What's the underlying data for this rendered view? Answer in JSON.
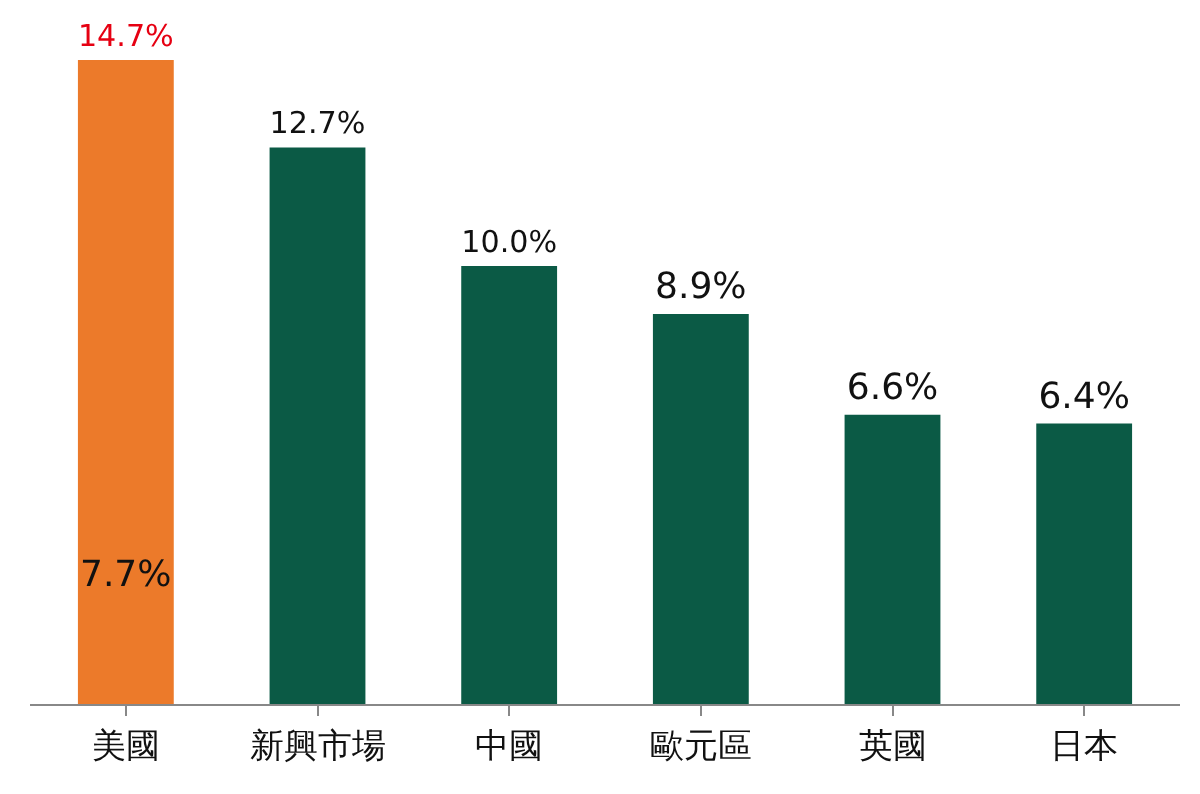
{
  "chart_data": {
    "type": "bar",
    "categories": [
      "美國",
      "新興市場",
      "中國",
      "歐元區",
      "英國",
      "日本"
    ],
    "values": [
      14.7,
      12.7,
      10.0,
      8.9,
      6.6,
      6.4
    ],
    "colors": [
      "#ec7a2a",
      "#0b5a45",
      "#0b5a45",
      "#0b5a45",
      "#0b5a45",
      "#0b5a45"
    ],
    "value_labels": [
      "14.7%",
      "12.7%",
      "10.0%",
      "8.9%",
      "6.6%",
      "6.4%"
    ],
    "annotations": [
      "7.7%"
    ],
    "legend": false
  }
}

**TASK**
Quote in full the listing given above; the images are to be left out.

**SOLUTION FOR THIS TASK**
What's the underlying data for this rendered view? Answer in JSON.
{
  "chart_data": {
    "type": "bar",
    "categories": [
      "美國",
      "新興市場",
      "中國",
      "歐元區",
      "英國",
      "日本"
    ],
    "values": [
      14.7,
      12.7,
      10.0,
      8.9,
      6.6,
      6.4
    ],
    "colors": [
      "#ec7a2a",
      "#0b5a45",
      "#0b5a45",
      "#0b5a45",
      "#0b5a45",
      "#0b5a45"
    ],
    "value_labels": [
      "14.7%",
      "12.7%",
      "10.0%",
      "8.9%",
      "6.6%",
      "6.4%"
    ],
    "annotations": [
      "7.7%"
    ],
    "legend": false
  }
}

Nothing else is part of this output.